## Your goal
Copy out each line below that has the word "特别赠送" in it.

## Material provided
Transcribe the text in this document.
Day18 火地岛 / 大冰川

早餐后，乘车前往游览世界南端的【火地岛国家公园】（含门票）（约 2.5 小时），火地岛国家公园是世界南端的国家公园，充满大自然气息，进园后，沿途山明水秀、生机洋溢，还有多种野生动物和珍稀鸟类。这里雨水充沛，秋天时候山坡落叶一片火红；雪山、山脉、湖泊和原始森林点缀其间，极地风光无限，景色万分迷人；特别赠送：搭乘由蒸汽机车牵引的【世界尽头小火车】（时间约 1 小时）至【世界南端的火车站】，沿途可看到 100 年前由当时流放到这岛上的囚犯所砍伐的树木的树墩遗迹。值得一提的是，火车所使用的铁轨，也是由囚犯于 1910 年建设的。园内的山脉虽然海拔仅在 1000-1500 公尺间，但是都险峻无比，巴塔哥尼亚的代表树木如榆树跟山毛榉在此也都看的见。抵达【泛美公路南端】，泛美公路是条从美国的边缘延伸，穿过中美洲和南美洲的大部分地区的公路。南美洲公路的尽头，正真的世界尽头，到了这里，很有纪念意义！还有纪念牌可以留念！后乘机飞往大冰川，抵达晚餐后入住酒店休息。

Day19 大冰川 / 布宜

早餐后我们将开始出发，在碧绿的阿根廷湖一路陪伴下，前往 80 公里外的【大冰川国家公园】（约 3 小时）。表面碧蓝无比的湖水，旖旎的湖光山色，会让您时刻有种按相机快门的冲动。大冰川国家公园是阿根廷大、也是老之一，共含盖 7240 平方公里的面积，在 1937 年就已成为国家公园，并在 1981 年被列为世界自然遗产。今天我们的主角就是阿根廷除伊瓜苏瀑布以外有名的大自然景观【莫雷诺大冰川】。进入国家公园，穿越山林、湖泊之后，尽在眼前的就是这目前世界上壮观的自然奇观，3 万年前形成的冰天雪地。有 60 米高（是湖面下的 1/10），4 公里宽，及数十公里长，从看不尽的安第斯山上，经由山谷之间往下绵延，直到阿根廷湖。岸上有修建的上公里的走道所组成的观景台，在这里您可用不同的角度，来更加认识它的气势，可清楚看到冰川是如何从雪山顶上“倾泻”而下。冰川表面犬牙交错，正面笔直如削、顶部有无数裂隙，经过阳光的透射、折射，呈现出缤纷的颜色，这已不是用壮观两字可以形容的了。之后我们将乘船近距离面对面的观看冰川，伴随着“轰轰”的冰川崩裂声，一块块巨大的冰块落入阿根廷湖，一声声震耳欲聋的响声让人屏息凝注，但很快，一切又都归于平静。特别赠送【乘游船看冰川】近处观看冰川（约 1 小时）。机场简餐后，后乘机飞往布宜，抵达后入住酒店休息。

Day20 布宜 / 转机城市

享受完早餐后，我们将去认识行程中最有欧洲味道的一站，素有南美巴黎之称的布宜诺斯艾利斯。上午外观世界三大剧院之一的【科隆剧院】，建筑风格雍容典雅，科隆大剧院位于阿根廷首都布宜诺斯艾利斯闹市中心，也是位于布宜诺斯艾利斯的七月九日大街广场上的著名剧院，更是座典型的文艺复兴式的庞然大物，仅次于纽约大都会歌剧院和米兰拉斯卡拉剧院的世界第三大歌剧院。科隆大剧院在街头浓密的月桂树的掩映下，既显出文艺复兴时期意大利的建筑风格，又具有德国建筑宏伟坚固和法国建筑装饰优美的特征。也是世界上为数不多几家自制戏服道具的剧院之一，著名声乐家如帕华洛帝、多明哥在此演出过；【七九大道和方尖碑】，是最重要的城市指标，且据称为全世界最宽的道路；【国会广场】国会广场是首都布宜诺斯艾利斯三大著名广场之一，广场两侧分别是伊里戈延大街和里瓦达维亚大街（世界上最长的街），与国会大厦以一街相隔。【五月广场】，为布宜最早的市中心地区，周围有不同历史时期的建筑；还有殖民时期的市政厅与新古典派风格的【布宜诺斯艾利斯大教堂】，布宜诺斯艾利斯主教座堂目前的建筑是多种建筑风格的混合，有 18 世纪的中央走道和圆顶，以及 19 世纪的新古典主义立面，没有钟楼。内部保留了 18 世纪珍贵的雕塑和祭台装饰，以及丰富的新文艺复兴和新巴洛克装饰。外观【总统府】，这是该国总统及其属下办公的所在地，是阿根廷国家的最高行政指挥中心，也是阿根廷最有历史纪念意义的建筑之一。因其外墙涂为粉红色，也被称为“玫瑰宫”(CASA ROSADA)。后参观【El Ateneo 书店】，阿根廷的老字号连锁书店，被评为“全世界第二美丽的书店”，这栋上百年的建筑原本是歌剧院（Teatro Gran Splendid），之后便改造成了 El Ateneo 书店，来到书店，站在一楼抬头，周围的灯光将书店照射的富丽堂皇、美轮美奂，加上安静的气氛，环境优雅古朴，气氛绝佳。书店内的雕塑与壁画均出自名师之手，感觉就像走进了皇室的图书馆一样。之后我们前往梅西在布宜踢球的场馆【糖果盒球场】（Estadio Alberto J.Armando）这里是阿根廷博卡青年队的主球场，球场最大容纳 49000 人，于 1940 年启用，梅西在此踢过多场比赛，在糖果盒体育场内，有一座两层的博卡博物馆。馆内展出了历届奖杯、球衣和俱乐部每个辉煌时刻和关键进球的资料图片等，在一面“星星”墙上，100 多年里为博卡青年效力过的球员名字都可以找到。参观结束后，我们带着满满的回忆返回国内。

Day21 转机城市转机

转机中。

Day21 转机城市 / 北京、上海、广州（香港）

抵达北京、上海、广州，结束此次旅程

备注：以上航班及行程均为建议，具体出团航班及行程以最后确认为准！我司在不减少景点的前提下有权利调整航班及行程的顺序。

## Written answer
早餐后，乘车前往游览世界南端的【火地岛国家公园】（含门票）（约 2.5 小时），火地岛国家公园是世界南端的国家公园，充满大自然气息，进园后，沿途山明水秀、生机洋溢，还有多种野生动物和珍稀鸟类。这里雨水充沛，秋天时候山坡落叶一片火红；雪山、山脉、湖泊和原始森林点缀其间，极地风光无限，景色万分迷人；特别赠送：搭乘由蒸汽机车牵引的【世界尽头小火车】（时间约 1 小时）至【世界南端的火车站】，沿途可看到 100 年前由当时流放到这岛上的囚犯所砍伐的树木的树墩遗迹。值得一提的是，火车所使用的铁轨，也是由囚犯于 1910 年建设的。园内的山脉虽然海拔仅在 1000-1500 公尺间，但是都险峻无比，巴塔哥尼亚的代表树木如榆树跟山毛榉在此也都看的见。抵达【泛美公路南端】，泛美公路是条从美国的边缘延伸，穿过中美洲和南美洲的大部分地区的公路。南美洲公路的尽头，正真的世界尽头，到了这里，很有纪念意义！还有纪念牌可以留念！后乘机飞往大冰川，抵达晚餐后入住酒店休息。
早餐后我们将开始出发，在碧绿的阿根廷湖一路陪伴下，前往 80 公里外的【大冰川国家公园】（约 3 小时）。表面碧蓝无比的湖水，旖旎的湖光山色，会让您时刻有种按相机快门的冲动。大冰川国家公园是阿根廷大、也是老之一，共含盖 7240 平方公里的面积，在 1937 年就已成为国家公园，并在 1981 年被列为世界自然遗产。今天我们的主角就是阿根廷除伊瓜苏瀑布以外有名的大自然景观【莫雷诺大冰川】。进入国家公园，穿越山林、湖泊之后，尽在眼前的就是这目前世界上壮观的自然奇观，3 万年前形成的冰天雪地。有 60 米高（是湖面下的 1/10），4 公里宽，及数十公里长，从看不尽的安第斯山上，经由山谷之间往下绵延，直到阿根廷湖。岸上有修建的上公里的走道所组成的观景台，在这里您可用不同的角度，来更加认识它的气势，可清楚看到冰川是如何从雪山顶上“倾泻”而下。冰川表面犬牙交错，正面笔直如削、顶部有无数裂隙，经过阳光的透射、折射，呈现出缤纷的颜色，这已不是用壮观两字可以形容的了。之后我们将乘船近距离面对面的观看冰川，伴随着“轰轰”的冰川崩裂声，一块块巨大的冰块落入阿根廷湖，一声声震耳欲聋的响声让人屏息凝注，但很快，一切又都归于平静。特别赠送【乘游船看冰川】近处观看冰川（约 1 小时）。机场简餐后，后乘机飞往布宜，抵达后入住酒店休息。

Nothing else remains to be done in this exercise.